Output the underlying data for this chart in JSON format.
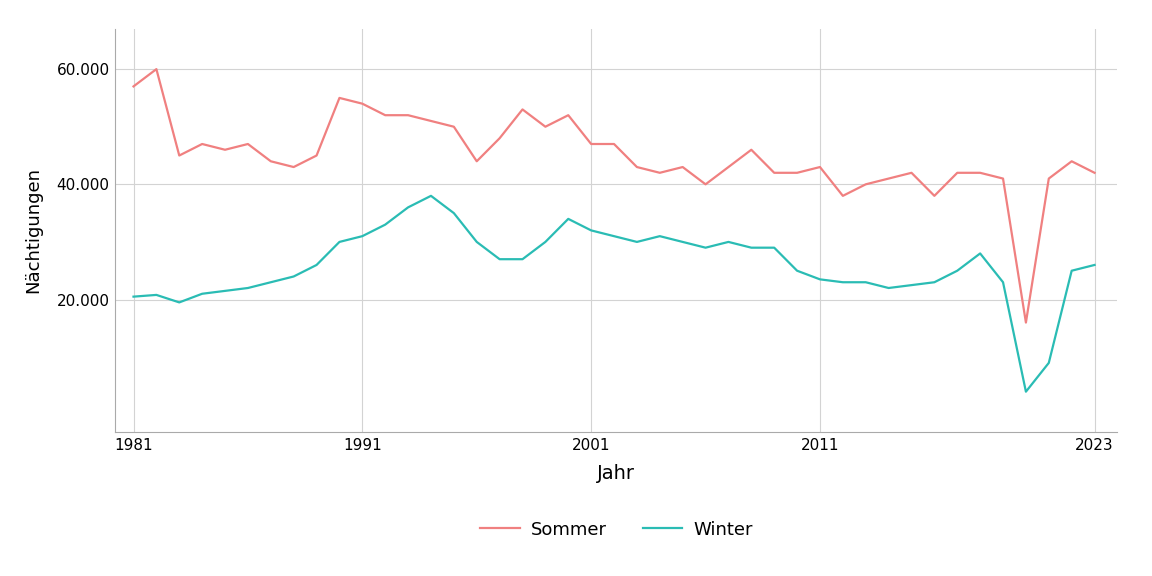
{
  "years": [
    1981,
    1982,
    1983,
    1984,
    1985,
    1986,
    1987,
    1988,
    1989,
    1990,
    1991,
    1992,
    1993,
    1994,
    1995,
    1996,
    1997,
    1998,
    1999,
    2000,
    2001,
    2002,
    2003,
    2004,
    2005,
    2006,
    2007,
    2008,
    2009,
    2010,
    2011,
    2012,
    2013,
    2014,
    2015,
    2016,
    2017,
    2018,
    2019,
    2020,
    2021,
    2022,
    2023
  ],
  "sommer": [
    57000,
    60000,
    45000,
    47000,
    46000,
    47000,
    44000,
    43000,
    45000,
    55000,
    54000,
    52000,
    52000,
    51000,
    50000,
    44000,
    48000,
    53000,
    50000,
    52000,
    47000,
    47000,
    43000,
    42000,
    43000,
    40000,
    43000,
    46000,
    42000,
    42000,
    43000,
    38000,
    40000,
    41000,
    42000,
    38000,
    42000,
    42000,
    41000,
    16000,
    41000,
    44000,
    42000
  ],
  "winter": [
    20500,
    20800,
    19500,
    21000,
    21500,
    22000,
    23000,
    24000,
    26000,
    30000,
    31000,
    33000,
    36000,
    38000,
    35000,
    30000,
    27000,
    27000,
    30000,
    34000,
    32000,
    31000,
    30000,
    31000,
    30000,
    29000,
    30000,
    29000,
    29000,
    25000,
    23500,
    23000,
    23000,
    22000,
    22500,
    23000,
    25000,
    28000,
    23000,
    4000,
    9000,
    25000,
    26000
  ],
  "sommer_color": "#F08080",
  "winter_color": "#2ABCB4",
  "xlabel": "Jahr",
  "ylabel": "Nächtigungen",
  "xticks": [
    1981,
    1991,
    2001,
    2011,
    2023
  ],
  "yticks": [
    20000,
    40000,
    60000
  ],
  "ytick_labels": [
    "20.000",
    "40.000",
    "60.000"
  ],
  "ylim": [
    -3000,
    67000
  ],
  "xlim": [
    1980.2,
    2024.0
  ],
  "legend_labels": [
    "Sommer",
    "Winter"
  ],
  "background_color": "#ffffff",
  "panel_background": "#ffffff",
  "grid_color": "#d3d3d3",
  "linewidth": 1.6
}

^^^^^^^^

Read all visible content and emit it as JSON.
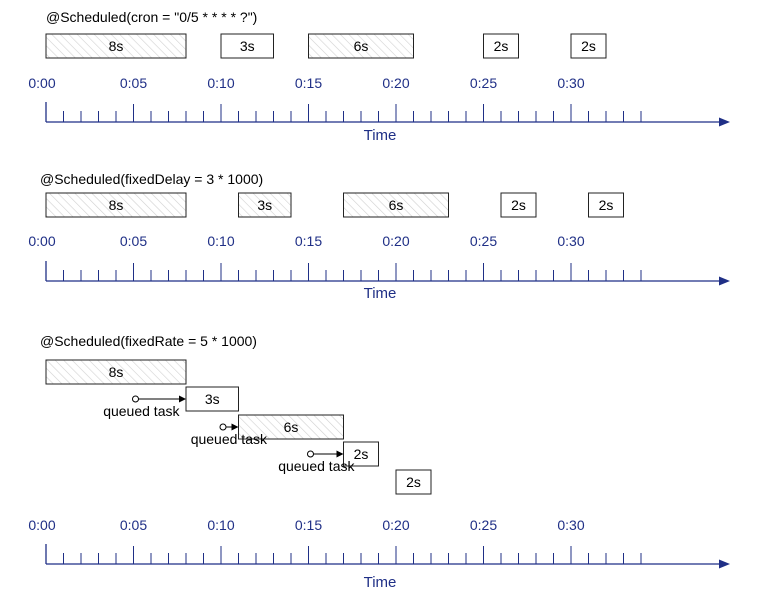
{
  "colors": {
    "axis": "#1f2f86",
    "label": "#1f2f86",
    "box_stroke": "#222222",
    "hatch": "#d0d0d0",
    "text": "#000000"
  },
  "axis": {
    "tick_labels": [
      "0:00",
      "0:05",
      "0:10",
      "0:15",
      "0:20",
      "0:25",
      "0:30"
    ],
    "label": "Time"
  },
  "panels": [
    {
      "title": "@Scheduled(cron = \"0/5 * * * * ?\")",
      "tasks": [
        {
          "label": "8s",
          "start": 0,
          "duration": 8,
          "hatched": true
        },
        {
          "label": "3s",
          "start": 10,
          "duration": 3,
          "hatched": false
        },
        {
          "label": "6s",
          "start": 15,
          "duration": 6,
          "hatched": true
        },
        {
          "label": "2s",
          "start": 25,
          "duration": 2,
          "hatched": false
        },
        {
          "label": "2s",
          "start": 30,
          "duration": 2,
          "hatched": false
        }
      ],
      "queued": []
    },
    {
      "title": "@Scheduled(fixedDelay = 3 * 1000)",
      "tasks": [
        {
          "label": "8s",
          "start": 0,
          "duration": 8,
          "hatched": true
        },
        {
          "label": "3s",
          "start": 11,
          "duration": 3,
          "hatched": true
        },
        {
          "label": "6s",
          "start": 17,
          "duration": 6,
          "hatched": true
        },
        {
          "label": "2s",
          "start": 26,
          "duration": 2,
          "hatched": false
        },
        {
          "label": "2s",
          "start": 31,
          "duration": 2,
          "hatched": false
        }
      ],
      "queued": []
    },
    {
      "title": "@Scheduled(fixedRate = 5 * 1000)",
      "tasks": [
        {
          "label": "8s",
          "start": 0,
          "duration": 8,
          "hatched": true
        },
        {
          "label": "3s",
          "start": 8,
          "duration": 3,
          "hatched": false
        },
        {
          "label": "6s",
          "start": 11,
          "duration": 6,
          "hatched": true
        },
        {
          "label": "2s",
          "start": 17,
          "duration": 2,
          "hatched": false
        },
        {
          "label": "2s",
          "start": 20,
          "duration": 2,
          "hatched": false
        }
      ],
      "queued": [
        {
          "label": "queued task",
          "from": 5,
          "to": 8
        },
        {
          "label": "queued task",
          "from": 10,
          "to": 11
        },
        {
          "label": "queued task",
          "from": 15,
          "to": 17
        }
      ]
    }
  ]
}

^^^^^^^^

» **Short exercise**: Select and copy each line from the data that includes the word "ffffff".

» **Expected answer**:
  "background_color": "#ffffff",
  "panel_background": "#ffffff",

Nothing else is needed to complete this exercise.